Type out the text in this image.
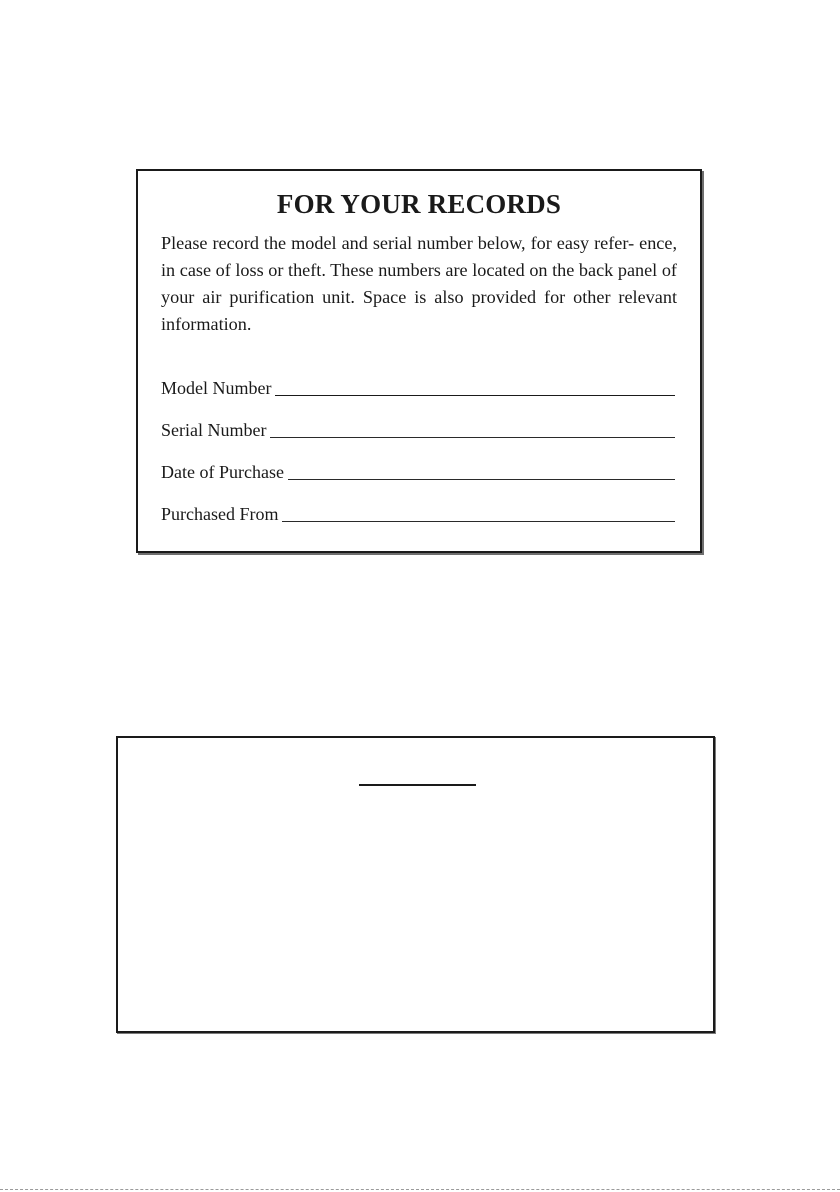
FOR YOUR RECORDS

Please record the model and serial number below, for easy refer- ence, in case of loss or theft. These numbers are located on the back panel of your air purification unit. Space is also provided for other relevant information.

Model Number
Serial Number
Date of Purchase
Purchased From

* Problem details: Quote the material exactly. Pictures stay out.

* Completed exercise:
Type out the text in this image.
FOR YOUR RECORDS

Please record the model and serial number below, for easy refer- ence, in case of loss or theft. These numbers are located on the back panel of your air purification unit. Space is also provided for other relevant information.

Model Number
Serial Number
Date of Purchase
Purchased From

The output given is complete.